* begin EXERCISE MATERIAL *

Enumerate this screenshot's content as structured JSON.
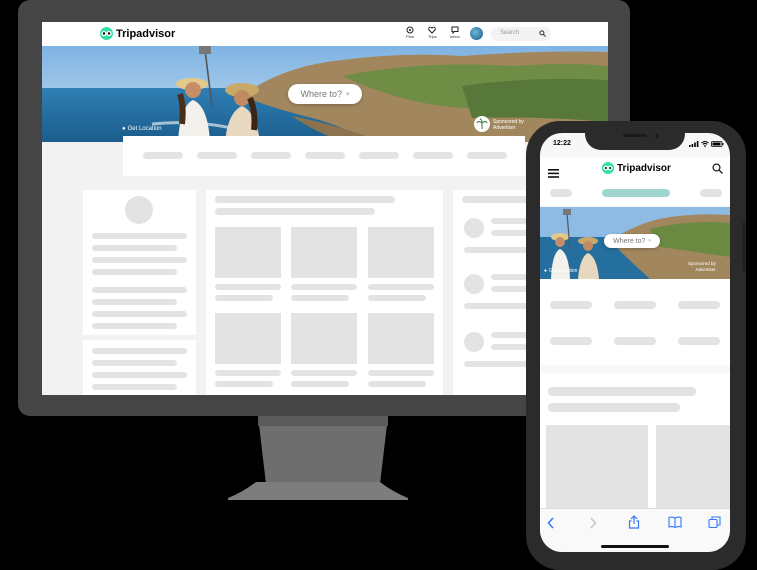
{
  "desktop": {
    "brand": "Tripadvisor",
    "nav": [
      {
        "icon": "plan-icon",
        "label": "Plan"
      },
      {
        "icon": "heart-icon",
        "label": "Trips"
      },
      {
        "icon": "message-icon",
        "label": "Inbox"
      }
    ],
    "search_placeholder": "Search",
    "hero_search": "Where to?",
    "location_tag": "Get Location",
    "sponsored_line1": "Sponsored by",
    "sponsored_line2": "Advertiser"
  },
  "mobile": {
    "status_time": "12:22",
    "brand": "Tripadvisor",
    "hero_search": "Where to?",
    "location_tag": "Get Location",
    "sponsored_line1": "Sponsored by",
    "sponsored_line2": "Advertiser"
  },
  "colors": {
    "background": "#000000",
    "device_frame": "#454545",
    "brand_green": "#34e0a1",
    "skeleton": "#e3e3e3",
    "active_tab": "#9fd6cf",
    "ios_blue": "#3478f6"
  },
  "icons": [
    "menu-icon",
    "search-icon",
    "back-icon",
    "forward-icon",
    "share-icon",
    "bookmarks-icon",
    "tabs-icon",
    "pin-icon"
  ]
}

* end EXERCISE MATERIAL *

■ **WORK TO BE COMPLETED**: Leave out the pictures and print each record exactly as it stands.

■ **WORKED SOLUTION**:
Enumerate this screenshot's content as structured JSON.
{
  "desktop": {
    "brand": "Tripadvisor",
    "nav": [
      {
        "icon": "plan-icon",
        "label": "Plan"
      },
      {
        "icon": "heart-icon",
        "label": "Trips"
      },
      {
        "icon": "message-icon",
        "label": "Inbox"
      }
    ],
    "search_placeholder": "Search",
    "hero_search": "Where to?",
    "location_tag": "Get Location",
    "sponsored_line1": "Sponsored by",
    "sponsored_line2": "Advertiser"
  },
  "mobile": {
    "status_time": "12:22",
    "brand": "Tripadvisor",
    "hero_search": "Where to?",
    "location_tag": "Get Location",
    "sponsored_line1": "Sponsored by",
    "sponsored_line2": "Advertiser"
  },
  "colors": {
    "background": "#000000",
    "device_frame": "#454545",
    "brand_green": "#34e0a1",
    "skeleton": "#e3e3e3",
    "active_tab": "#9fd6cf",
    "ios_blue": "#3478f6"
  },
  "icons": [
    "menu-icon",
    "search-icon",
    "back-icon",
    "forward-icon",
    "share-icon",
    "bookmarks-icon",
    "tabs-icon",
    "pin-icon"
  ]
}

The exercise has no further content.